→ **What to produce**: Nothing in the records may be left out or altered; reproduce them all exactly.

[Dataset records]
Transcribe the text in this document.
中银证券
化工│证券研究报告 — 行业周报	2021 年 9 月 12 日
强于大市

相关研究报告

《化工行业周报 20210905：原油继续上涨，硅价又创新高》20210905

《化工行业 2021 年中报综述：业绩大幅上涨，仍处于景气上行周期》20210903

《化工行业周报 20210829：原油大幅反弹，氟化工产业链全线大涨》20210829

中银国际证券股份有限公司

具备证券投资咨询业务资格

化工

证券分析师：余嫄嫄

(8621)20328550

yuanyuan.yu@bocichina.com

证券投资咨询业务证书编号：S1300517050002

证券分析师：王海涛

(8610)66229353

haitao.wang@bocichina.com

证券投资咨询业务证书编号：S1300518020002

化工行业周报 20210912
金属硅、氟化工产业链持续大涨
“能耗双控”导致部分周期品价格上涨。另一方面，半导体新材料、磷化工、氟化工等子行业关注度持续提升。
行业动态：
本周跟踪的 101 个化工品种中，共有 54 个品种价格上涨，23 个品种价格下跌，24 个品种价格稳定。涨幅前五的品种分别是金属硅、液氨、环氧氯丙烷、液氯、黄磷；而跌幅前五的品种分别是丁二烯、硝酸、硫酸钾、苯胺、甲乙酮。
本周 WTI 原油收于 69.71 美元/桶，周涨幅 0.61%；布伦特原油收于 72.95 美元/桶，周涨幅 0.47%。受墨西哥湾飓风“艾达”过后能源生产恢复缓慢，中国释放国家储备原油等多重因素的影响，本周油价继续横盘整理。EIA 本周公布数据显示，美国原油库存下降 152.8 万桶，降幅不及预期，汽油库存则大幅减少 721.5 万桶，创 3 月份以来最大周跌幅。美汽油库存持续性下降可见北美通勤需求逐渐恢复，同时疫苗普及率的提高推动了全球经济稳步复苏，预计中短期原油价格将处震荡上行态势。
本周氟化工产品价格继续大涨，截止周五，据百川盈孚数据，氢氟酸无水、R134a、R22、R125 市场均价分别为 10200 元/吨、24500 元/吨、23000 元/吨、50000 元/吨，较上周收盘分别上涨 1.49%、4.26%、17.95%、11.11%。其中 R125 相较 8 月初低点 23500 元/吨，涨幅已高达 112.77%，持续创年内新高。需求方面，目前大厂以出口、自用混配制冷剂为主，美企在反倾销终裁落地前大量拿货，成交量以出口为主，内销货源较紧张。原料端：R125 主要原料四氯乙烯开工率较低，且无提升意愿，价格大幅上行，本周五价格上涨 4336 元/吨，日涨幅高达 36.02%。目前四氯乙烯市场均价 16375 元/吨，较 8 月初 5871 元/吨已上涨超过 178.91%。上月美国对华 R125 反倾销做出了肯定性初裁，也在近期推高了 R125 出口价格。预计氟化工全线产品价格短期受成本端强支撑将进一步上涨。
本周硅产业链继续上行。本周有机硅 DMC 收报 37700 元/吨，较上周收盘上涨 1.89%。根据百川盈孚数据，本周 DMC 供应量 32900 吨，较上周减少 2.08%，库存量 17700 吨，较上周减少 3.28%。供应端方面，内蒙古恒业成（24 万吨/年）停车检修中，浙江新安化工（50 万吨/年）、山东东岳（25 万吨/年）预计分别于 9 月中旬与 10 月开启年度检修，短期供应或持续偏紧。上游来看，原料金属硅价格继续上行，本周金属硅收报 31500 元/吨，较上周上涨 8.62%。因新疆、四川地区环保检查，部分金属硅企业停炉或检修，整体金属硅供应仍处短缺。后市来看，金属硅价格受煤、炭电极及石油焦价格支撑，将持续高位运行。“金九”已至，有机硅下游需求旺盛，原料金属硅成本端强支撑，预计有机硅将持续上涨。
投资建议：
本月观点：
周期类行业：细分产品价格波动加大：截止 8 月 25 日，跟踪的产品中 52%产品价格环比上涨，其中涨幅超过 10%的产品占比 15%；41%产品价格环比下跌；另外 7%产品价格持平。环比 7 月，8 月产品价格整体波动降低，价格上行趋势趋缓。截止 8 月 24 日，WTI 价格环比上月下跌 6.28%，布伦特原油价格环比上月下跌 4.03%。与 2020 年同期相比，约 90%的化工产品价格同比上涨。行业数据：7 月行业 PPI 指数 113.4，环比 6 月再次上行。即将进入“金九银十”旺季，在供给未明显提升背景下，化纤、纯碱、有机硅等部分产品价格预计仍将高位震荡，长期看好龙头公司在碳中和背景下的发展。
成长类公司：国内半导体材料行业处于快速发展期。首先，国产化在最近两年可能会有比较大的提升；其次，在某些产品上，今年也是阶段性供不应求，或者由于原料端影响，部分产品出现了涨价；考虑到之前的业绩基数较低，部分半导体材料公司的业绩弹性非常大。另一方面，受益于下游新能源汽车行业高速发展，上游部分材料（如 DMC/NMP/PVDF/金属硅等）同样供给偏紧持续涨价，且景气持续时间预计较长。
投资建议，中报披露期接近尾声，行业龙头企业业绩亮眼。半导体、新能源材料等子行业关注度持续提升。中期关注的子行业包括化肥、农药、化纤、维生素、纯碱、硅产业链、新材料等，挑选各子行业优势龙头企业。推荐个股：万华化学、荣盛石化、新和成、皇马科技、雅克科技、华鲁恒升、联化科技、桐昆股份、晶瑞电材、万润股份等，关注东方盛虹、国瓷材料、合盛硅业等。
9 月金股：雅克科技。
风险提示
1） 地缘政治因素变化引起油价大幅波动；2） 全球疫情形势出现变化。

→ **Result of the exercise**:
Transcribe the text in this document.
中银证券
化工│证券研究报告 — 行业周报	2021 年 9 月 12 日
强于大市

相关研究报告

《化工行业周报 20210905：原油继续上涨，硅价又创新高》20210905

《化工行业 2021 年中报综述：业绩大幅上涨，仍处于景气上行周期》20210903

《化工行业周报 20210829：原油大幅反弹，氟化工产业链全线大涨》20210829

中银国际证券股份有限公司

具备证券投资咨询业务资格

化工

证券分析师：余嫄嫄

(8621)20328550

yuanyuan.yu@bocichina.com

证券投资咨询业务证书编号：S1300517050002

证券分析师：王海涛

(8610)66229353

haitao.wang@bocichina.com

证券投资咨询业务证书编号：S1300518020002

化工行业周报 20210912
金属硅、氟化工产业链持续大涨
“能耗双控”导致部分周期品价格上涨。另一方面，半导体新材料、磷化工、氟化工等子行业关注度持续提升。
行业动态：
本周跟踪的 101 个化工品种中，共有 54 个品种价格上涨，23 个品种价格下跌，24 个品种价格稳定。涨幅前五的品种分别是金属硅、液氨、环氧氯丙烷、液氯、黄磷；而跌幅前五的品种分别是丁二烯、硝酸、硫酸钾、苯胺、甲乙酮。
本周 WTI 原油收于 69.71 美元/桶，周涨幅 0.61%；布伦特原油收于 72.95 美元/桶，周涨幅 0.47%。受墨西哥湾飓风“艾达”过后能源生产恢复缓慢，中国释放国家储备原油等多重因素的影响，本周油价继续横盘整理。EIA 本周公布数据显示，美国原油库存下降 152.8 万桶，降幅不及预期，汽油库存则大幅减少 721.5 万桶，创 3 月份以来最大周跌幅。美汽油库存持续性下降可见北美通勤需求逐渐恢复，同时疫苗普及率的提高推动了全球经济稳步复苏，预计中短期原油价格将处震荡上行态势。
本周氟化工产品价格继续大涨，截止周五，据百川盈孚数据，氢氟酸无水、R134a、R22、R125 市场均价分别为 10200 元/吨、24500 元/吨、23000 元/吨、50000 元/吨，较上周收盘分别上涨 1.49%、4.26%、17.95%、11.11%。其中 R125 相较 8 月初低点 23500 元/吨，涨幅已高达 112.77%，持续创年内新高。需求方面，目前大厂以出口、自用混配制冷剂为主，美企在反倾销终裁落地前大量拿货，成交量以出口为主，内销货源较紧张。原料端：R125 主要原料四氯乙烯开工率较低，且无提升意愿，价格大幅上行，本周五价格上涨 4336 元/吨，日涨幅高达 36.02%。目前四氯乙烯市场均价 16375 元/吨，较 8 月初 5871 元/吨已上涨超过 178.91%。上月美国对华 R125 反倾销做出了肯定性初裁，也在近期推高了 R125 出口价格。预计氟化工全线产品价格短期受成本端强支撑将进一步上涨。
本周硅产业链继续上行。本周有机硅 DMC 收报 37700 元/吨，较上周收盘上涨 1.89%。根据百川盈孚数据，本周 DMC 供应量 32900 吨，较上周减少 2.08%，库存量 17700 吨，较上周减少 3.28%。供应端方面，内蒙古恒业成（24 万吨/年）停车检修中，浙江新安化工（50 万吨/年）、山东东岳（25 万吨/年）预计分别于 9 月中旬与 10 月开启年度检修，短期供应或持续偏紧。上游来看，原料金属硅价格继续上行，本周金属硅收报 31500 元/吨，较上周上涨 8.62%。因新疆、四川地区环保检查，部分金属硅企业停炉或检修，整体金属硅供应仍处短缺。后市来看，金属硅价格受煤、炭电极及石油焦价格支撑，将持续高位运行。“金九”已至，有机硅下游需求旺盛，原料金属硅成本端强支撑，预计有机硅将持续上涨。
投资建议：
本月观点：
周期类行业：细分产品价格波动加大：截止 8 月 25 日，跟踪的产品中 52%产品价格环比上涨，其中涨幅超过 10%的产品占比 15%；41%产品价格环比下跌；另外 7%产品价格持平。环比 7 月，8 月产品价格整体波动降低，价格上行趋势趋缓。截止 8 月 24 日，WTI 价格环比上月下跌 6.28%，布伦特原油价格环比上月下跌 4.03%。与 2020 年同期相比，约 90%的化工产品价格同比上涨。行业数据：7 月行业 PPI 指数 113.4，环比 6 月再次上行。即将进入“金九银十”旺季，在供给未明显提升背景下，化纤、纯碱、有机硅等部分产品价格预计仍将高位震荡，长期看好龙头公司在碳中和背景下的发展。
成长类公司：国内半导体材料行业处于快速发展期。首先，国产化在最近两年可能会有比较大的提升；其次，在某些产品上，今年也是阶段性供不应求，或者由于原料端影响，部分产品出现了涨价；考虑到之前的业绩基数较低，部分半导体材料公司的业绩弹性非常大。另一方面，受益于下游新能源汽车行业高速发展，上游部分材料（如 DMC/NMP/PVDF/金属硅等）同样供给偏紧持续涨价，且景气持续时间预计较长。
投资建议，中报披露期接近尾声，行业龙头企业业绩亮眼。半导体、新能源材料等子行业关注度持续提升。中期关注的子行业包括化肥、农药、化纤、维生素、纯碱、硅产业链、新材料等，挑选各子行业优势龙头企业。推荐个股：万华化学、荣盛石化、新和成、皇马科技、雅克科技、华鲁恒升、联化科技、桐昆股份、晶瑞电材、万润股份等，关注东方盛虹、国瓷材料、合盛硅业等。
9 月金股：雅克科技。
风险提示
1） 地缘政治因素变化引起油价大幅波动；2） 全球疫情形势出现变化。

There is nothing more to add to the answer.